*Goal*:
Search the data for the string "legend" and gather each line it is in.
— begin Source material —
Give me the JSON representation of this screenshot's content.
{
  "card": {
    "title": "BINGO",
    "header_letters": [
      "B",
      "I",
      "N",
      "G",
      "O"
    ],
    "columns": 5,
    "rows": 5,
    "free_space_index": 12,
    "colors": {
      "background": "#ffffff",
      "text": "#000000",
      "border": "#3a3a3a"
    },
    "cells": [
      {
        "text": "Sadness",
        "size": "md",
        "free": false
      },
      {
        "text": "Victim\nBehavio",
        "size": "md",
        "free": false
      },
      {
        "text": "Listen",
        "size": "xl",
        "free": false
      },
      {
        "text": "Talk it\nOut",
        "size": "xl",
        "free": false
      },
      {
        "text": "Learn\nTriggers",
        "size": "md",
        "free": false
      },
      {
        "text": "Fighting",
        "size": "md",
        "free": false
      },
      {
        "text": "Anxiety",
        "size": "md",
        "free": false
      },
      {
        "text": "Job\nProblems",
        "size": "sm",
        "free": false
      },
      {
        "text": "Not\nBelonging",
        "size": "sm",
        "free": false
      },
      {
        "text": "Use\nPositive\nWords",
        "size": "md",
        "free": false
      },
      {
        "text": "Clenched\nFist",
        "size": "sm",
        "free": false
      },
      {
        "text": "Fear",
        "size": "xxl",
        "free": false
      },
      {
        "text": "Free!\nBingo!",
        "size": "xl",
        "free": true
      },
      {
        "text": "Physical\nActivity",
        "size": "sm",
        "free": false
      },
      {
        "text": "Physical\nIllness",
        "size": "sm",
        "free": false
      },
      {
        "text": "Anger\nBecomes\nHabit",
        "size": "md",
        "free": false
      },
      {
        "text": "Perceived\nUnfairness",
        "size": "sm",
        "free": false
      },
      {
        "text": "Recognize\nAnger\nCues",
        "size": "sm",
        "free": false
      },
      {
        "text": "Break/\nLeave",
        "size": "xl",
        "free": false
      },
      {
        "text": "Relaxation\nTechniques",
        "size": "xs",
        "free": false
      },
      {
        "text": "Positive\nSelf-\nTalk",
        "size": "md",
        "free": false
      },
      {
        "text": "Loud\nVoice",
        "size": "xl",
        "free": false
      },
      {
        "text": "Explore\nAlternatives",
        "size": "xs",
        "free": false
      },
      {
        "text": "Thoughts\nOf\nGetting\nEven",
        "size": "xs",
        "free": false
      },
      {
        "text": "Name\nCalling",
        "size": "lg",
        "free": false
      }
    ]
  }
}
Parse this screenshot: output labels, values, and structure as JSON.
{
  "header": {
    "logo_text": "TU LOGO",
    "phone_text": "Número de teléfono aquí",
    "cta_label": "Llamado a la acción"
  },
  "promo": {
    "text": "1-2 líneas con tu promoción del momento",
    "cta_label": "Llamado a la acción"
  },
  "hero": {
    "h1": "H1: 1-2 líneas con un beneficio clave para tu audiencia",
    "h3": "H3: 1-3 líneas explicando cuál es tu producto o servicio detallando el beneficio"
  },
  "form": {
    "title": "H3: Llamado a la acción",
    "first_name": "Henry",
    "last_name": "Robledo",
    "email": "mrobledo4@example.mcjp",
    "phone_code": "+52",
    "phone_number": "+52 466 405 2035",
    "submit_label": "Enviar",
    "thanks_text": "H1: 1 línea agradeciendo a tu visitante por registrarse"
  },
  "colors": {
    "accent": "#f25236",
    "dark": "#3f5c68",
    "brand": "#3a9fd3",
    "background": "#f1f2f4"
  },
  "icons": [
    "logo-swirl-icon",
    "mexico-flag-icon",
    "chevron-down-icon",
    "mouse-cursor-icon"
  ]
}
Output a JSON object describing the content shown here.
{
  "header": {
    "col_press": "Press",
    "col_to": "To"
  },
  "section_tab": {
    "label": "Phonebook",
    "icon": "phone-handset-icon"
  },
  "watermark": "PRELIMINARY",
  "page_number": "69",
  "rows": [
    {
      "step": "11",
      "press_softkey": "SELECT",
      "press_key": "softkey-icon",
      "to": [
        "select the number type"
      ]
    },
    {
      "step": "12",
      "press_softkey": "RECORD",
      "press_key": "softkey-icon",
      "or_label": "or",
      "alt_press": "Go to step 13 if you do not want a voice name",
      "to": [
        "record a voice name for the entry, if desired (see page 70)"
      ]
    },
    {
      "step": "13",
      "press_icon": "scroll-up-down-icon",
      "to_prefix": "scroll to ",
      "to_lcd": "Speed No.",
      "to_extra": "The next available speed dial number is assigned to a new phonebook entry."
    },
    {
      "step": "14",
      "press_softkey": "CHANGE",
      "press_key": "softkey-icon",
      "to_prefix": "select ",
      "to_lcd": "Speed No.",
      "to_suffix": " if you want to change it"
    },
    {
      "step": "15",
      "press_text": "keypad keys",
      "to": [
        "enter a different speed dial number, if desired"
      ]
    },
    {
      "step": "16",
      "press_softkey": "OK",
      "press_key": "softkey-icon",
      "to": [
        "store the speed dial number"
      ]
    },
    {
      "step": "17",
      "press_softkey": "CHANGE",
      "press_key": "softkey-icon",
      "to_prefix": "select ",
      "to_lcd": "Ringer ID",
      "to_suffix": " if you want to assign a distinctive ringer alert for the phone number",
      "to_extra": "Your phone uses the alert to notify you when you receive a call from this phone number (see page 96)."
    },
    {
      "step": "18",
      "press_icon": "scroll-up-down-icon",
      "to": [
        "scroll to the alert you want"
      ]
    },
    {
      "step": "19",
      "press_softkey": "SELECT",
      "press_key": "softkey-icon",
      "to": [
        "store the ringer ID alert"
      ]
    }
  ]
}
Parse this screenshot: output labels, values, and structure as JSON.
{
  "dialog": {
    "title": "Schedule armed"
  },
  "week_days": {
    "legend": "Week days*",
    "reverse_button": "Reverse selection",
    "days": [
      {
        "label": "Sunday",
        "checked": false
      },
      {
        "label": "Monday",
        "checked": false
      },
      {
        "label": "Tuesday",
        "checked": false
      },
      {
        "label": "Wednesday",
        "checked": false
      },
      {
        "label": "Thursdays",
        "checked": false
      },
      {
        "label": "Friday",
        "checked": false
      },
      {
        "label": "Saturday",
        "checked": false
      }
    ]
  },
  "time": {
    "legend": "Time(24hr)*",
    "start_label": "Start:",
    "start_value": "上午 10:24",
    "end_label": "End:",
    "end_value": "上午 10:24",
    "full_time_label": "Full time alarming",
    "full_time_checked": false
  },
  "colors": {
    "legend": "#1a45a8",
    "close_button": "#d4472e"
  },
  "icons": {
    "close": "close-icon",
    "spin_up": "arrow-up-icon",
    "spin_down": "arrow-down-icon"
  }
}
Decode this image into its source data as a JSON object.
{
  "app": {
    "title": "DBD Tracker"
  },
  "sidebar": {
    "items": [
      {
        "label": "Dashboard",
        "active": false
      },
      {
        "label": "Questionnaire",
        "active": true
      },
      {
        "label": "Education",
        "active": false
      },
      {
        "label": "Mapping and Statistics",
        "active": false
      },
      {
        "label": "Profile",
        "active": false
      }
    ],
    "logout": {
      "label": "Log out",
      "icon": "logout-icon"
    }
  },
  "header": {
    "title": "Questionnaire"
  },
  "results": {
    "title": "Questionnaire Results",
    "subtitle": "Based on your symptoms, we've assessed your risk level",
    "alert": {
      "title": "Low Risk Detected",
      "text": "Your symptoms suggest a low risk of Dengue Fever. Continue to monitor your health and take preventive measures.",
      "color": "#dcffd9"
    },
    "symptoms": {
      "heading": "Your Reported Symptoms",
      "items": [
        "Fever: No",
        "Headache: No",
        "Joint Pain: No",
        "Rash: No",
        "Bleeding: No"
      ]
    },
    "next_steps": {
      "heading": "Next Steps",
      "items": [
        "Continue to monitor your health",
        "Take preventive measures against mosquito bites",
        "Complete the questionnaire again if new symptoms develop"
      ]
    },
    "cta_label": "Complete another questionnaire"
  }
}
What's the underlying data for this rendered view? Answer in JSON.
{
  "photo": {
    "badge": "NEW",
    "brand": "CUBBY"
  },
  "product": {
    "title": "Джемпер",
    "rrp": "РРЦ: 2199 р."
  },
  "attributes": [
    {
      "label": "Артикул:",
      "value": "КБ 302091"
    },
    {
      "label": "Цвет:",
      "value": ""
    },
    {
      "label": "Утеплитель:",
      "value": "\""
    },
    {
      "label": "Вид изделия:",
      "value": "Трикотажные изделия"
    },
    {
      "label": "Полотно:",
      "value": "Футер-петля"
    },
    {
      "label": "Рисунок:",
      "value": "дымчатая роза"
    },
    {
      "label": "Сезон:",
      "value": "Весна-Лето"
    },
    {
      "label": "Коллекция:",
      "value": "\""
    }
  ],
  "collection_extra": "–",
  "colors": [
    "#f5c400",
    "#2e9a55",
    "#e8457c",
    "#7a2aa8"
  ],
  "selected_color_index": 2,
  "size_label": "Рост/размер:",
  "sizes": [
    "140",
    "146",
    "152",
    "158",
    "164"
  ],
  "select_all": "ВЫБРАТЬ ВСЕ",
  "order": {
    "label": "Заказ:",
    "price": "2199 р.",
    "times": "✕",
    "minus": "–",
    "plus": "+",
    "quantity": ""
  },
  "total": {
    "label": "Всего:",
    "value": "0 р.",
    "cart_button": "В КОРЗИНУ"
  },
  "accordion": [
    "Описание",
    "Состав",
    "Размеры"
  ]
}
— end Source material —
*Answer for this exercise*:
    "legend": "Week days*",
    "legend": "Time(24hr)*",
    "legend": "#1a45a8",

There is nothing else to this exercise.